* _Data entries_:
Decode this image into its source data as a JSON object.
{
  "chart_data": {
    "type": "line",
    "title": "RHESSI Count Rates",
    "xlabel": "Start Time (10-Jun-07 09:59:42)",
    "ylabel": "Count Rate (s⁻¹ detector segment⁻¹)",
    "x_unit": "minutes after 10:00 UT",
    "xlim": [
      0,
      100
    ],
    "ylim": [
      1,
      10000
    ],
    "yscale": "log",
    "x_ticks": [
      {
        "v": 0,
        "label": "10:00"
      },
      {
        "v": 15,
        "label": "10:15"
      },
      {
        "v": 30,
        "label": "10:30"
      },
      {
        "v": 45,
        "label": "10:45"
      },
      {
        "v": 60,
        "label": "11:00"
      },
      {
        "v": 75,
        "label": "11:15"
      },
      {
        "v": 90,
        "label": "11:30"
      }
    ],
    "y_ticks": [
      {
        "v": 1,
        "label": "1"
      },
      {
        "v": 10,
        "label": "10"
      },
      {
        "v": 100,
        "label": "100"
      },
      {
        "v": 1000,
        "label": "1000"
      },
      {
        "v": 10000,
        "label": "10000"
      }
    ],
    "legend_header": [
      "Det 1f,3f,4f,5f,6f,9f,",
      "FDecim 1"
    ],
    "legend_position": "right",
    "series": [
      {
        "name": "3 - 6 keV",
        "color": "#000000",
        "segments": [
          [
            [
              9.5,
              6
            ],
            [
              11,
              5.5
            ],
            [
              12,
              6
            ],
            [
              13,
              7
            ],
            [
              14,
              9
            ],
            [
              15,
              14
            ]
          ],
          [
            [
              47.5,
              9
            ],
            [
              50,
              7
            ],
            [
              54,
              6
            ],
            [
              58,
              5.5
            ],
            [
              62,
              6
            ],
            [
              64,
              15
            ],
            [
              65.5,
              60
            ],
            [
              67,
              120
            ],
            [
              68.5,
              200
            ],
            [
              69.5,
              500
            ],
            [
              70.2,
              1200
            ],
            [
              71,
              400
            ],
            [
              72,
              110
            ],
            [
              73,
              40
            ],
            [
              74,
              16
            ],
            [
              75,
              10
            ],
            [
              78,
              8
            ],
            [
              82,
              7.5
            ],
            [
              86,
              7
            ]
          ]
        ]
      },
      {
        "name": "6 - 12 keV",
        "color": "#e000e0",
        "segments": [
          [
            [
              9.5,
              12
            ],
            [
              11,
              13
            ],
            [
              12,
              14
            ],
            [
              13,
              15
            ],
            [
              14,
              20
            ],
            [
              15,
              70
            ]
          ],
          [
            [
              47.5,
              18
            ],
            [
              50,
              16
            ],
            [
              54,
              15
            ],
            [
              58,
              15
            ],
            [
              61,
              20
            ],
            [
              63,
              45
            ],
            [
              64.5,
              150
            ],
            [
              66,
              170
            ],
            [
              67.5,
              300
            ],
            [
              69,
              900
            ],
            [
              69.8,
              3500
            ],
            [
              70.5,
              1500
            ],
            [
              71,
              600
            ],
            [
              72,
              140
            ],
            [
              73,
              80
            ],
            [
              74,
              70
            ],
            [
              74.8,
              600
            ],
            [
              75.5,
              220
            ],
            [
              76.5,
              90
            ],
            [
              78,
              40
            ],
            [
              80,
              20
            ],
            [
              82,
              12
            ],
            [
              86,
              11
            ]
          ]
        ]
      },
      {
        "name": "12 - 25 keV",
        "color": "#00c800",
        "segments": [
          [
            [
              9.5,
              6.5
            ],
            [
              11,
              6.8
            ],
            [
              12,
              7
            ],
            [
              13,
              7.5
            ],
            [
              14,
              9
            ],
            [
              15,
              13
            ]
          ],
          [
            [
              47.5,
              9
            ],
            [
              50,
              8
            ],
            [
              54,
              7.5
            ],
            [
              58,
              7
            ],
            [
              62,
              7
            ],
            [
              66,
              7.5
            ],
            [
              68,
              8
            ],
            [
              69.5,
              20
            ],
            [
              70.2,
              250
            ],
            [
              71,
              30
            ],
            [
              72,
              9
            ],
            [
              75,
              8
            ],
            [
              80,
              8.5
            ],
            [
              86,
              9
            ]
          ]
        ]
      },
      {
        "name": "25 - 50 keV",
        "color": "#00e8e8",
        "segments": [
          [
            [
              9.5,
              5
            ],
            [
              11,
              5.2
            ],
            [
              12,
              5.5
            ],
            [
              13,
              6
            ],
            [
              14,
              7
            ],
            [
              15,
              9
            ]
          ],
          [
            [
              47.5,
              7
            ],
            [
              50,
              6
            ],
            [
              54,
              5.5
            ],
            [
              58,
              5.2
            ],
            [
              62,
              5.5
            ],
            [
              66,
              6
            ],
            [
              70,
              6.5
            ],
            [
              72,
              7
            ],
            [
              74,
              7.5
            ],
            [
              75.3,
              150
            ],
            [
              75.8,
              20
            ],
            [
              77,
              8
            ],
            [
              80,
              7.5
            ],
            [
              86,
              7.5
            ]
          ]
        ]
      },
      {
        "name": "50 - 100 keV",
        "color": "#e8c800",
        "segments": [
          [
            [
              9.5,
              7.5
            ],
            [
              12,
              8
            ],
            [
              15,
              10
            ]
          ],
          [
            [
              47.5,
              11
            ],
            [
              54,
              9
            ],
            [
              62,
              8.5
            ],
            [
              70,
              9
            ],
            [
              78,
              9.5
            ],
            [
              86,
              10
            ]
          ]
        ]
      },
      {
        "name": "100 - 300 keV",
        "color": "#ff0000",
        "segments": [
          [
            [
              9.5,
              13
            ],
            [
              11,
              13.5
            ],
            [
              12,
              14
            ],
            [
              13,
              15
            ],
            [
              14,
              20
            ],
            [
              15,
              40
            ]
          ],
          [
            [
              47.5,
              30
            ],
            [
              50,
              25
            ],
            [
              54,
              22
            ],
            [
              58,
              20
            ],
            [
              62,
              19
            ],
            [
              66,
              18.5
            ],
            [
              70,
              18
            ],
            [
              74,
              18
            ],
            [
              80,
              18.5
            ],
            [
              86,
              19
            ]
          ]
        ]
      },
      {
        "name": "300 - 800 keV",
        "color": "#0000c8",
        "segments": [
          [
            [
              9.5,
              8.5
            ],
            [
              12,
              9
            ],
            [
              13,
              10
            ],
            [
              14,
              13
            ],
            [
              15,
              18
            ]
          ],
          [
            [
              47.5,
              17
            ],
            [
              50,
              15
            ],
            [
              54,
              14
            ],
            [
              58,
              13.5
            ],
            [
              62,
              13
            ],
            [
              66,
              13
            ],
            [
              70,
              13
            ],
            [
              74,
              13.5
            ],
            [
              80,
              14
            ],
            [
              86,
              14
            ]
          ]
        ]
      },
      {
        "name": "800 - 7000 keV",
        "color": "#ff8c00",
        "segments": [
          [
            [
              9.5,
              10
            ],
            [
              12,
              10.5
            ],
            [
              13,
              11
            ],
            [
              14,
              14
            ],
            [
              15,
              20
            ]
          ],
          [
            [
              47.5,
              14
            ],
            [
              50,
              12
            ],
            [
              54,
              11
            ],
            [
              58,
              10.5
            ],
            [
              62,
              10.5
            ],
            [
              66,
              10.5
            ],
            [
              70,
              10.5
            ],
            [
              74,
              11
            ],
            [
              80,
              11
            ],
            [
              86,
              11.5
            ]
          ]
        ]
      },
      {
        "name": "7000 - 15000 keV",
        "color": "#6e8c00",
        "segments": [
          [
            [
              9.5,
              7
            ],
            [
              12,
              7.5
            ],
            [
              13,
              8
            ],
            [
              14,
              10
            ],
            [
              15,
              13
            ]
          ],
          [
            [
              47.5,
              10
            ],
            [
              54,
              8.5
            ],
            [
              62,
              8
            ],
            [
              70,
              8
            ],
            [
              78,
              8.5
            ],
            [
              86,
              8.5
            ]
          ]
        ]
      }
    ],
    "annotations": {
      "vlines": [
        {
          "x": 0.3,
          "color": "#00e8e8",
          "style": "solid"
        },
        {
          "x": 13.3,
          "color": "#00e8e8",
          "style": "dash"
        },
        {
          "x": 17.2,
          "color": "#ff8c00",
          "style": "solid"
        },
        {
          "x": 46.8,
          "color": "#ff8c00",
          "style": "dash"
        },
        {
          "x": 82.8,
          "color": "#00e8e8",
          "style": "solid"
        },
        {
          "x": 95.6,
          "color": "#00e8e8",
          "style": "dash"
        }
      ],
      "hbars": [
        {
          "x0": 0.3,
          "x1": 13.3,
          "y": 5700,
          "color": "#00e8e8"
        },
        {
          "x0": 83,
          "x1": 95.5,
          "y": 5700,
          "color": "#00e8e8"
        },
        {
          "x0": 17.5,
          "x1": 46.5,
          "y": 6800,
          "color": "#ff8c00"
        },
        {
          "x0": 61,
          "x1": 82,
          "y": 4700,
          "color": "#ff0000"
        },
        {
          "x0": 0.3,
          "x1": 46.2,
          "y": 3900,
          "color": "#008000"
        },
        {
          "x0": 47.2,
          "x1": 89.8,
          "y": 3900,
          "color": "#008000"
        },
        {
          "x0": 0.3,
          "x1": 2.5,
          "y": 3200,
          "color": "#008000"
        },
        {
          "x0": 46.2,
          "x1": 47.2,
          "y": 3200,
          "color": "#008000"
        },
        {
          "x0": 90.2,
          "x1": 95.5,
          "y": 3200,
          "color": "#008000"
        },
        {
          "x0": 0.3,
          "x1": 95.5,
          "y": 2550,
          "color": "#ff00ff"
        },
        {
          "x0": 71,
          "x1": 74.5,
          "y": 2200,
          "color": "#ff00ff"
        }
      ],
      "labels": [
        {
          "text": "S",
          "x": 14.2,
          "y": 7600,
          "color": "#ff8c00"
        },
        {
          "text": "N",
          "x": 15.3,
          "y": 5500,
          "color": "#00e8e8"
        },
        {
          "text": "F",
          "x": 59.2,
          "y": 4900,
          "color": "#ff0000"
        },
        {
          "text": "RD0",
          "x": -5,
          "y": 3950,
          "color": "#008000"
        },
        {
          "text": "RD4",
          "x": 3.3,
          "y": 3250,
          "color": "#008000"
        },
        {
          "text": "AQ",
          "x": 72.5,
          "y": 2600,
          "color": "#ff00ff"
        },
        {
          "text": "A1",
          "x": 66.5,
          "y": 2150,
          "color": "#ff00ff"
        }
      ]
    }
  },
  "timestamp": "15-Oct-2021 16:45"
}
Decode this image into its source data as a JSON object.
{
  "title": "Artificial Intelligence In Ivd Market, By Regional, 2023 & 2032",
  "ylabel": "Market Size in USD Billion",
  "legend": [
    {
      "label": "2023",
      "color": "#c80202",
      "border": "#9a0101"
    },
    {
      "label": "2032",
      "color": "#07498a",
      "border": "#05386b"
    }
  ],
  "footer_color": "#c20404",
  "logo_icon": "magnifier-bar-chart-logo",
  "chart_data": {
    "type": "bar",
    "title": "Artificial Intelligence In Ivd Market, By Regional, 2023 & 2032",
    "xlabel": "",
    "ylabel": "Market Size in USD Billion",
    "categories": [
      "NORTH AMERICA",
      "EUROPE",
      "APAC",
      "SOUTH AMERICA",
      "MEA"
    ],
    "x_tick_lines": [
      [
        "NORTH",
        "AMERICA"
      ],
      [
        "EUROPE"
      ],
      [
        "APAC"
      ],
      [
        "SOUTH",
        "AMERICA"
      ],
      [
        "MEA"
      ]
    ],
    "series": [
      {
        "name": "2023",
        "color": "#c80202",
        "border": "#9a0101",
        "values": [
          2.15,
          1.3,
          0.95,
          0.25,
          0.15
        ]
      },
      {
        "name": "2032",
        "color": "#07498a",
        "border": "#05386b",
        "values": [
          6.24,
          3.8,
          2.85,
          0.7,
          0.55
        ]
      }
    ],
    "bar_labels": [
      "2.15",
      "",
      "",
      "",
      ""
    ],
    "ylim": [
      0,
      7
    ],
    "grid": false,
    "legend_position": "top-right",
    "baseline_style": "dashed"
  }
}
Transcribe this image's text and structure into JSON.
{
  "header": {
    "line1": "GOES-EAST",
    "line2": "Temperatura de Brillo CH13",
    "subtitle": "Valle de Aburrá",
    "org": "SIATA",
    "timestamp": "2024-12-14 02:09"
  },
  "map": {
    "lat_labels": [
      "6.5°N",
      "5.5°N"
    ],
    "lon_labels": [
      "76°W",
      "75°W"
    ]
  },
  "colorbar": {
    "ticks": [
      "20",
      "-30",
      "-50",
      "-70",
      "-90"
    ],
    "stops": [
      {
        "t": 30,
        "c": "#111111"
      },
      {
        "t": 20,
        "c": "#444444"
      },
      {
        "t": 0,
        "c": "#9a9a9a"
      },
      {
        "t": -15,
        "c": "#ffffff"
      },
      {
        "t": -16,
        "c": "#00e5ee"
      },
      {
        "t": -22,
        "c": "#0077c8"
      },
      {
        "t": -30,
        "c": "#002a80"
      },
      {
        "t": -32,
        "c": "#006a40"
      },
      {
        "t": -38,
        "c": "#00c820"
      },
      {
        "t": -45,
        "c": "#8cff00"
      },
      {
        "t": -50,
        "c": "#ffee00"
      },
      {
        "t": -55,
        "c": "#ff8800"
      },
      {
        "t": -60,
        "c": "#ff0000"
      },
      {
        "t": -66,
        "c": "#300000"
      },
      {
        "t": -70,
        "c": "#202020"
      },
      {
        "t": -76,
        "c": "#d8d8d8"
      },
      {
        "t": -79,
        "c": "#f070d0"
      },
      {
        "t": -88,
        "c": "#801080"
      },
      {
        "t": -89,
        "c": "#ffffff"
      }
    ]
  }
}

* _Your instructions_: Begin at the line containing "Transcribe this image's" and reproduce each line through the end of the records above.

* _Expected answer_:
Transcribe this image's text and structure into JSON.
{
  "header": {
    "line1": "GOES-EAST",
    "line2": "Temperatura de Brillo CH13",
    "subtitle": "Valle de Aburrá",
    "org": "SIATA",
    "timestamp": "2024-12-14 02:09"
  },
  "map": {
    "lat_labels": [
      "6.5°N",
      "5.5°N"
    ],
    "lon_labels": [
      "76°W",
      "75°W"
    ]
  },
  "colorbar": {
    "ticks": [
      "20",
      "-30",
      "-50",
      "-70",
      "-90"
    ],
    "stops": [
      {
        "t": 30,
        "c": "#111111"
      },
      {
        "t": 20,
        "c": "#444444"
      },
      {
        "t": 0,
        "c": "#9a9a9a"
      },
      {
        "t": -15,
        "c": "#ffffff"
      },
      {
        "t": -16,
        "c": "#00e5ee"
      },
      {
        "t": -22,
        "c": "#0077c8"
      },
      {
        "t": -30,
        "c": "#002a80"
      },
      {
        "t": -32,
        "c": "#006a40"
      },
      {
        "t": -38,
        "c": "#00c820"
      },
      {
        "t": -45,
        "c": "#8cff00"
      },
      {
        "t": -50,
        "c": "#ffee00"
      },
      {
        "t": -55,
        "c": "#ff8800"
      },
      {
        "t": -60,
        "c": "#ff0000"
      },
      {
        "t": -66,
        "c": "#300000"
      },
      {
        "t": -70,
        "c": "#202020"
      },
      {
        "t": -76,
        "c": "#d8d8d8"
      },
      {
        "t": -79,
        "c": "#f070d0"
      },
      {
        "t": -88,
        "c": "#801080"
      },
      {
        "t": -89,
        "c": "#ffffff"
      }
    ]
  }
}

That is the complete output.